● Written exercise: Check each line of the material below, and copy it if it holds the string "Collaborative".

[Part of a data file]
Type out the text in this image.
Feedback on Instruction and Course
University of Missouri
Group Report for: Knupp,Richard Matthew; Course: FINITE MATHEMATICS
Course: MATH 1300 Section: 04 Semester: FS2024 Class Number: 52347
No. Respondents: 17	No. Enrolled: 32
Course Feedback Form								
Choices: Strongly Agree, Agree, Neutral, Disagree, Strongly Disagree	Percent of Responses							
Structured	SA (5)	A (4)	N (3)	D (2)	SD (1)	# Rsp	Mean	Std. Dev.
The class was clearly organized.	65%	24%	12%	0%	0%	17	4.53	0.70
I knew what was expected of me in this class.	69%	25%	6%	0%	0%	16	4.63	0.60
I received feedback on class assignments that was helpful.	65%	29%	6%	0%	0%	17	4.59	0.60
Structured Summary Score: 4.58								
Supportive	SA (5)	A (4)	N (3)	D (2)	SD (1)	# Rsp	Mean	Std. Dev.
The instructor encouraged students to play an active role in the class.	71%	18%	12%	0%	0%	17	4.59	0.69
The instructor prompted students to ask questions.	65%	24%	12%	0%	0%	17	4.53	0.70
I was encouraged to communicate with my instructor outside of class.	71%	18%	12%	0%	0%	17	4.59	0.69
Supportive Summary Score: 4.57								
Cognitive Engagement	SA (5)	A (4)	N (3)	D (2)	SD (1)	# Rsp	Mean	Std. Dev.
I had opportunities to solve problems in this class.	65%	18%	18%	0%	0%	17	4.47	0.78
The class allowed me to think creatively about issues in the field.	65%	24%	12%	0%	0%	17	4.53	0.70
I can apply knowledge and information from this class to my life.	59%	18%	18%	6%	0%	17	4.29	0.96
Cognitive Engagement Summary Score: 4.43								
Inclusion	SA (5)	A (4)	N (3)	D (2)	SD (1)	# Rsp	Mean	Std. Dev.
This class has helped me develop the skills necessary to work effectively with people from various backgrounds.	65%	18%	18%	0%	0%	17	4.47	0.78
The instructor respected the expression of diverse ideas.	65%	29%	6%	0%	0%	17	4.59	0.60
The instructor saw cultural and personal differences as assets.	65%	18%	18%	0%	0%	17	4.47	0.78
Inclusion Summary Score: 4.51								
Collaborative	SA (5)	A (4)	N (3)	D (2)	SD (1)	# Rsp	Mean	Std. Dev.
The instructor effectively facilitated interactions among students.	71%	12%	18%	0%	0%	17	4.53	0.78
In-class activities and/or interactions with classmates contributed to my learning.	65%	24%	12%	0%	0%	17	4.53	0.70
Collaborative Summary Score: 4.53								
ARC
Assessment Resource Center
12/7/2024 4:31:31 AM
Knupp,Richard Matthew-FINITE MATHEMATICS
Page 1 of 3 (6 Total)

● Answer for this exercise:
Collaborative	SA (5)	A (4)	N (3)	D (2)	SD (1)	# Rsp	Mean	Std. Dev.
Collaborative Summary Score: 4.53								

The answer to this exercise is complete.